What is needed:
What is the number of lines containing the string "Components"? Answer with the number only.
:::
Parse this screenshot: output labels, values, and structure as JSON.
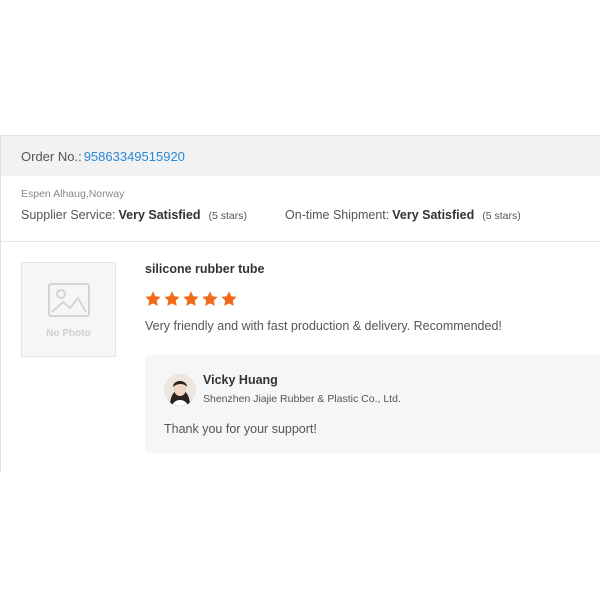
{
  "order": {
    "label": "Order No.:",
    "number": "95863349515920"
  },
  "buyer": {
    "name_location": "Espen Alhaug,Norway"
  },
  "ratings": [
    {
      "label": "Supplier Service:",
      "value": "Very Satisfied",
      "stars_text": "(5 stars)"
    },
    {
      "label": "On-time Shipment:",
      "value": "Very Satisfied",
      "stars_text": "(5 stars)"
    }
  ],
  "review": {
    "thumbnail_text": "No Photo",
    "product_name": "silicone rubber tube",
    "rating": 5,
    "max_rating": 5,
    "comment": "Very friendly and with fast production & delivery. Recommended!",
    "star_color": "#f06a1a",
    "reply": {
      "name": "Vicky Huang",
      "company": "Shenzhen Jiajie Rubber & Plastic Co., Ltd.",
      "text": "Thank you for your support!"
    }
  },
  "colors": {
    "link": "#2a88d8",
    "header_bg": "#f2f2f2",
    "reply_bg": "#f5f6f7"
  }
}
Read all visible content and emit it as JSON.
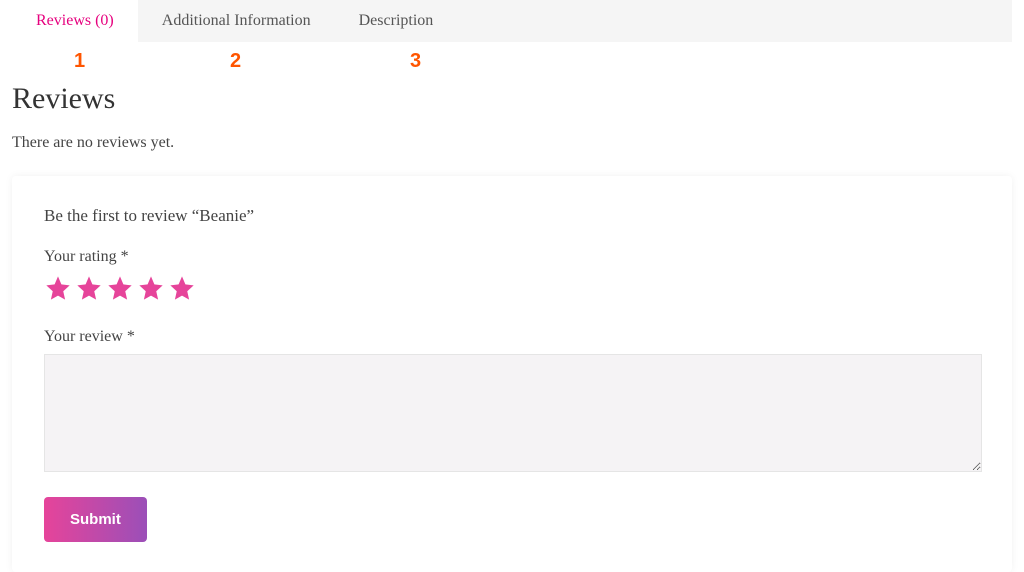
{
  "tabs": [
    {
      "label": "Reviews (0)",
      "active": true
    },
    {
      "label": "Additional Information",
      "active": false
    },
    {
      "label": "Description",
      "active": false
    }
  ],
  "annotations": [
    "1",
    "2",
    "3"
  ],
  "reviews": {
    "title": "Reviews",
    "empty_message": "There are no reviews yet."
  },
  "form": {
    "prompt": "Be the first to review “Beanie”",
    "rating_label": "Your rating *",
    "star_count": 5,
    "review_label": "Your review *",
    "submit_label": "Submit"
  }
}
:::
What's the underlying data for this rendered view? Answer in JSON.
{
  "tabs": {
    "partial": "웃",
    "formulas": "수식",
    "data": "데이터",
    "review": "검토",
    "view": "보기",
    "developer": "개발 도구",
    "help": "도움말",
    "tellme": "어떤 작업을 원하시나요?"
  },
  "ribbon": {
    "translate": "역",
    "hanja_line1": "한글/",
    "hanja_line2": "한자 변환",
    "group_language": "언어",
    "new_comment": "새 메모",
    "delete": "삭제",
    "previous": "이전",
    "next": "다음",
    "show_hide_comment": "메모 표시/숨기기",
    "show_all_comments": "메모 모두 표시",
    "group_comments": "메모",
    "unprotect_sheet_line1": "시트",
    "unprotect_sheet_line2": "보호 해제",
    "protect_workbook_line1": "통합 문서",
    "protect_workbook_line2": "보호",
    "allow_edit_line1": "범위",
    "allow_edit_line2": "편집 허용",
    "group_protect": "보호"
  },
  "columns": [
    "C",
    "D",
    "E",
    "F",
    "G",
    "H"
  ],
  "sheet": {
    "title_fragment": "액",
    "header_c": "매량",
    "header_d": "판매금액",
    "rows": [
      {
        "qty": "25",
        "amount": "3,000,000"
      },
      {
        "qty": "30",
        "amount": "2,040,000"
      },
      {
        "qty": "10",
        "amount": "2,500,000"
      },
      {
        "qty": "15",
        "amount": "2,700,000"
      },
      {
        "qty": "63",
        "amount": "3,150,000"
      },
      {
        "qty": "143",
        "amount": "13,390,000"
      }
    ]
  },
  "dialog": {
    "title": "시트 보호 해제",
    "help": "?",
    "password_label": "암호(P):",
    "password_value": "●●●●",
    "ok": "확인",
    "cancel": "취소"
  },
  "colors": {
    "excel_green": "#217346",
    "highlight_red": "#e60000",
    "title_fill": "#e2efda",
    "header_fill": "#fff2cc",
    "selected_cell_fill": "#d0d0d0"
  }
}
:::
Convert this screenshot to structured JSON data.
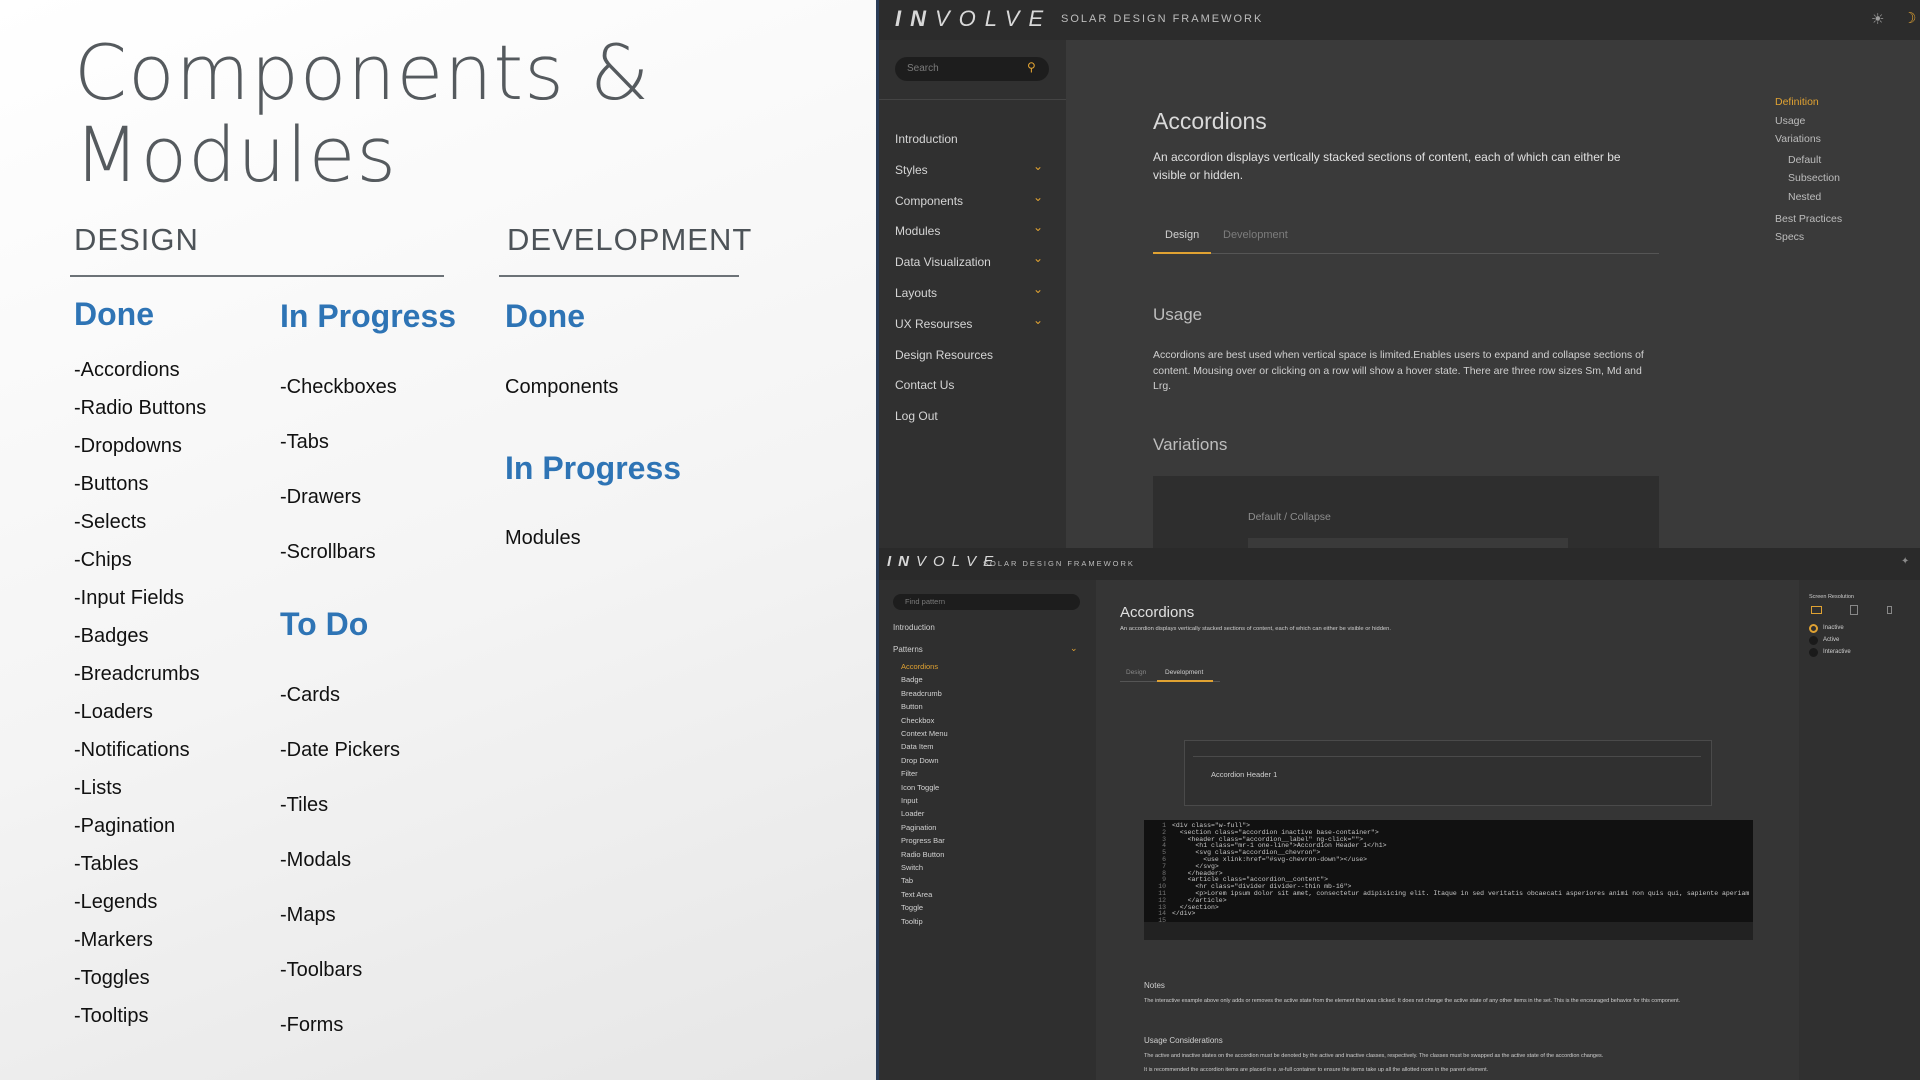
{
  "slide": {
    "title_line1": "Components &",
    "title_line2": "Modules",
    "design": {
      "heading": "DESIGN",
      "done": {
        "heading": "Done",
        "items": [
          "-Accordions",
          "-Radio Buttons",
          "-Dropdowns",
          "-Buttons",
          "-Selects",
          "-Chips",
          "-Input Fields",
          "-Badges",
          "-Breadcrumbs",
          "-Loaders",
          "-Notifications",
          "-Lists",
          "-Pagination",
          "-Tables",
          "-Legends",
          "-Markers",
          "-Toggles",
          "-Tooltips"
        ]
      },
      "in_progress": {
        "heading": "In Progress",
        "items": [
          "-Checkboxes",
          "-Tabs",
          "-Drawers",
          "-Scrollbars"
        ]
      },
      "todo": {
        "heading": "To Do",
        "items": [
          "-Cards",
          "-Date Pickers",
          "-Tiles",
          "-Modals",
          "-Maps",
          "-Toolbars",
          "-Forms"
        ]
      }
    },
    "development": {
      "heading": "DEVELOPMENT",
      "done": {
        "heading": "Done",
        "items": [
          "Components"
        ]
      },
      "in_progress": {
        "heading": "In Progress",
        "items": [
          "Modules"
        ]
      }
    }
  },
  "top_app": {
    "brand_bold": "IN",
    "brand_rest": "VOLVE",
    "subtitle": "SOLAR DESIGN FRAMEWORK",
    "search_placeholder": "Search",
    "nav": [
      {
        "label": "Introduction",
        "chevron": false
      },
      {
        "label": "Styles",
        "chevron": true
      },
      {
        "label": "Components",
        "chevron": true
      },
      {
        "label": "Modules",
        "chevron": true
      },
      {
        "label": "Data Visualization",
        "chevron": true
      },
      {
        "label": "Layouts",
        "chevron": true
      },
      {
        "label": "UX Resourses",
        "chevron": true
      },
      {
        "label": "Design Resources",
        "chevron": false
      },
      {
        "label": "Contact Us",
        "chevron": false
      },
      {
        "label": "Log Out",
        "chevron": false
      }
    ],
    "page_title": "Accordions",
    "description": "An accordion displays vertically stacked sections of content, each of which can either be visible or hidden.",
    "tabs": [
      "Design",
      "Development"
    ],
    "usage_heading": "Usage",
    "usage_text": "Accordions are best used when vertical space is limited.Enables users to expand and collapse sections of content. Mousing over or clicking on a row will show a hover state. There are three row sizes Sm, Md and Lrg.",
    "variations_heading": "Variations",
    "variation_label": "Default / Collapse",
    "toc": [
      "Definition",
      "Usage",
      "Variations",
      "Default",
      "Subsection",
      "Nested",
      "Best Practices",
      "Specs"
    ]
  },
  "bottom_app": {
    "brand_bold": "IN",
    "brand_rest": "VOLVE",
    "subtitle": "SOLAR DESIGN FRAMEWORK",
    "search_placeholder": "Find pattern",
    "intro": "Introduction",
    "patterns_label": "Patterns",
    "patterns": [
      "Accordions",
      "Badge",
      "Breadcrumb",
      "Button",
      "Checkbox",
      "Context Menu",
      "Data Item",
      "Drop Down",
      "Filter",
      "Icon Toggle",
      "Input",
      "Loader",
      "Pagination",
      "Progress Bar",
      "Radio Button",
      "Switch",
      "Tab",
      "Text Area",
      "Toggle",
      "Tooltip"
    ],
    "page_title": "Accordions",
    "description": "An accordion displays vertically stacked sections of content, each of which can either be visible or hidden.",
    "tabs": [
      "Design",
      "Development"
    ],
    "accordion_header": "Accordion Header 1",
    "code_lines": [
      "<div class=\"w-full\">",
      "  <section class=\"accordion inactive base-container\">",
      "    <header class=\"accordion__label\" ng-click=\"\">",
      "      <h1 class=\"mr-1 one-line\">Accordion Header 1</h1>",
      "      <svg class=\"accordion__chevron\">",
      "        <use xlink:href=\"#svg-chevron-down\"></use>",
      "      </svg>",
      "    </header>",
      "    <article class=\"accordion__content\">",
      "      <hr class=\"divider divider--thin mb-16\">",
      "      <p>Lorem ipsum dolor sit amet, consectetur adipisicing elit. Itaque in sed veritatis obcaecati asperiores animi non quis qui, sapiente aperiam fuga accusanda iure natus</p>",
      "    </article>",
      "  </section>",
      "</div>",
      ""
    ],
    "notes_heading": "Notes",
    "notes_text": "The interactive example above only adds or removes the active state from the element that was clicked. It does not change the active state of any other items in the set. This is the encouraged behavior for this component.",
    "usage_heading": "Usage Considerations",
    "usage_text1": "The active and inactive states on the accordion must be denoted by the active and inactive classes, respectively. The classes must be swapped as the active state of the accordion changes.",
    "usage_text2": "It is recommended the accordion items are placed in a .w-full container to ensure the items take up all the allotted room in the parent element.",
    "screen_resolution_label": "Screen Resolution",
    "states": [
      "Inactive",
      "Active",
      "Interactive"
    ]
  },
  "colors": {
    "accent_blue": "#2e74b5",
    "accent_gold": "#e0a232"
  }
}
:::
Full output:
3